> **EXERCISE BRIEF**
Pull out every line containing the string "color".

-- DATA SHOWN start --

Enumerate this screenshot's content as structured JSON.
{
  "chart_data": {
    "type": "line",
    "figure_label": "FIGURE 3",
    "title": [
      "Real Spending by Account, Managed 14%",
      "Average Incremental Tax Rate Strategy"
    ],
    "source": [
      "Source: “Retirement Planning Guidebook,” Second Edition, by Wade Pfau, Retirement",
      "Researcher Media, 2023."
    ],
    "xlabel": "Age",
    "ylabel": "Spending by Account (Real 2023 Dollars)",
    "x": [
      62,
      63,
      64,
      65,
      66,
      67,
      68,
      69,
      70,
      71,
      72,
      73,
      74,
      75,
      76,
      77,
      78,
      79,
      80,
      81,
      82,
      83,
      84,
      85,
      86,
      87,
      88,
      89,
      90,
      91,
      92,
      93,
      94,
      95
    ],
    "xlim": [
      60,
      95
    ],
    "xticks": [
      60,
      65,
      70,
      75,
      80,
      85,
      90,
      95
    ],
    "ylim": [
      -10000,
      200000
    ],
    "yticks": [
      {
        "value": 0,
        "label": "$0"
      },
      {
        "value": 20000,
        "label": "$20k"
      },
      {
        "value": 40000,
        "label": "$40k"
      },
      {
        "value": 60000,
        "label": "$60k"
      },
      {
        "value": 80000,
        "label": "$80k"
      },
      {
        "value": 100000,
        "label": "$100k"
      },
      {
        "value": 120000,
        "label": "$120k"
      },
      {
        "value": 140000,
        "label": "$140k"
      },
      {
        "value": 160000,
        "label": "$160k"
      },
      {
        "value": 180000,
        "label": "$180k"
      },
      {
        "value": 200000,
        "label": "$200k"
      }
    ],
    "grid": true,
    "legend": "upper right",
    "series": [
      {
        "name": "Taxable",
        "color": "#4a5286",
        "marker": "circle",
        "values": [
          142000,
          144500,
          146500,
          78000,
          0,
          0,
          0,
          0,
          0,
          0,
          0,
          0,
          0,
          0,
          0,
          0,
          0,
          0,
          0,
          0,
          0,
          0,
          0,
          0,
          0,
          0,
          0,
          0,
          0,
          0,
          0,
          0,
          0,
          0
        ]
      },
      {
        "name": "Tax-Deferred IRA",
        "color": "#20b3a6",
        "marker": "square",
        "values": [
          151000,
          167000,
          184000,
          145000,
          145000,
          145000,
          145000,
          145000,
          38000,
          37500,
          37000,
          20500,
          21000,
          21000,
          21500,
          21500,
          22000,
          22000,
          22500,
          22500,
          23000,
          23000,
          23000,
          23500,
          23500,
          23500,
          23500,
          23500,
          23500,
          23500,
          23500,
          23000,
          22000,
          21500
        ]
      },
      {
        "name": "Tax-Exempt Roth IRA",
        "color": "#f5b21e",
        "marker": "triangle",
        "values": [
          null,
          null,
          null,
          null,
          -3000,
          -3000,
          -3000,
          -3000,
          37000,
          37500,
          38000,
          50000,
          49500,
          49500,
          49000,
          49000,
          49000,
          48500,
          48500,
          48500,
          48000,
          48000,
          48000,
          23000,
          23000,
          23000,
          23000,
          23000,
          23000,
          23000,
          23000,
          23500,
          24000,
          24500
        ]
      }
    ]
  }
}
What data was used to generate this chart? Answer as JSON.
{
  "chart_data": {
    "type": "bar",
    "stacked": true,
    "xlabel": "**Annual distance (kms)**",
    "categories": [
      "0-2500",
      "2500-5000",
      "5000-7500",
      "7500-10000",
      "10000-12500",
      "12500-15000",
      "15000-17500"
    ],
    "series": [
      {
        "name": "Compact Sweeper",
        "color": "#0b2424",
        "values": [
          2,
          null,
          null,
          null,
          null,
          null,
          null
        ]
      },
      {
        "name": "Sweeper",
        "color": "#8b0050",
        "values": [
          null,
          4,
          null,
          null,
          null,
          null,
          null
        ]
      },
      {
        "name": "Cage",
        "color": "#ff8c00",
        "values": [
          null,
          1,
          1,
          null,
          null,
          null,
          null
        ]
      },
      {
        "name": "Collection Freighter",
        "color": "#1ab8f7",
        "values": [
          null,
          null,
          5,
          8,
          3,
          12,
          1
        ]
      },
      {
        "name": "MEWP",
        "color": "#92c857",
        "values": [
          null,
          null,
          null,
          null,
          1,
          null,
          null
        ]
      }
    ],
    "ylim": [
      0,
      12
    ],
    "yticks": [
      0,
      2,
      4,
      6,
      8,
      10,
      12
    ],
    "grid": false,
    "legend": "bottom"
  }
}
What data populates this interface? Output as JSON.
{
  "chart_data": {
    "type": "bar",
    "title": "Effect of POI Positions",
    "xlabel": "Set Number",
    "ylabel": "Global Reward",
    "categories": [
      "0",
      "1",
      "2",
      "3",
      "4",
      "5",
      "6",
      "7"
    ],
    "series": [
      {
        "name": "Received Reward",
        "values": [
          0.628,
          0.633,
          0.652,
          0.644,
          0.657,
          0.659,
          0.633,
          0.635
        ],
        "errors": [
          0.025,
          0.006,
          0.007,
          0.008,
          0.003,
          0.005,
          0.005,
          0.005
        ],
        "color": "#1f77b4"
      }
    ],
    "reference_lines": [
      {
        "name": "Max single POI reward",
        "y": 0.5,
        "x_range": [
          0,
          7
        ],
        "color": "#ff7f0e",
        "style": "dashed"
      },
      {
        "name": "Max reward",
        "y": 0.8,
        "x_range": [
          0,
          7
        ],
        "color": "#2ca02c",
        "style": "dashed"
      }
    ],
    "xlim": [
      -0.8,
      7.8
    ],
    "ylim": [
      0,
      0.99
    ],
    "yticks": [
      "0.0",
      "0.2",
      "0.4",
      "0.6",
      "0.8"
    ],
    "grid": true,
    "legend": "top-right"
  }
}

-- DATA SHOWN end --

> **ANSWER TO THE TASK**
        "color": "#4a5286",
        "color": "#20b3a6",
        "color": "#f5b21e",
        "color": "#0b2424",
        "color": "#8b0050",
        "color": "#ff8c00",
        "color": "#1ab8f7",
        "color": "#92c857",
        "color": "#1f77b4"
        "color": "#ff7f0e",
        "color": "#2ca02c",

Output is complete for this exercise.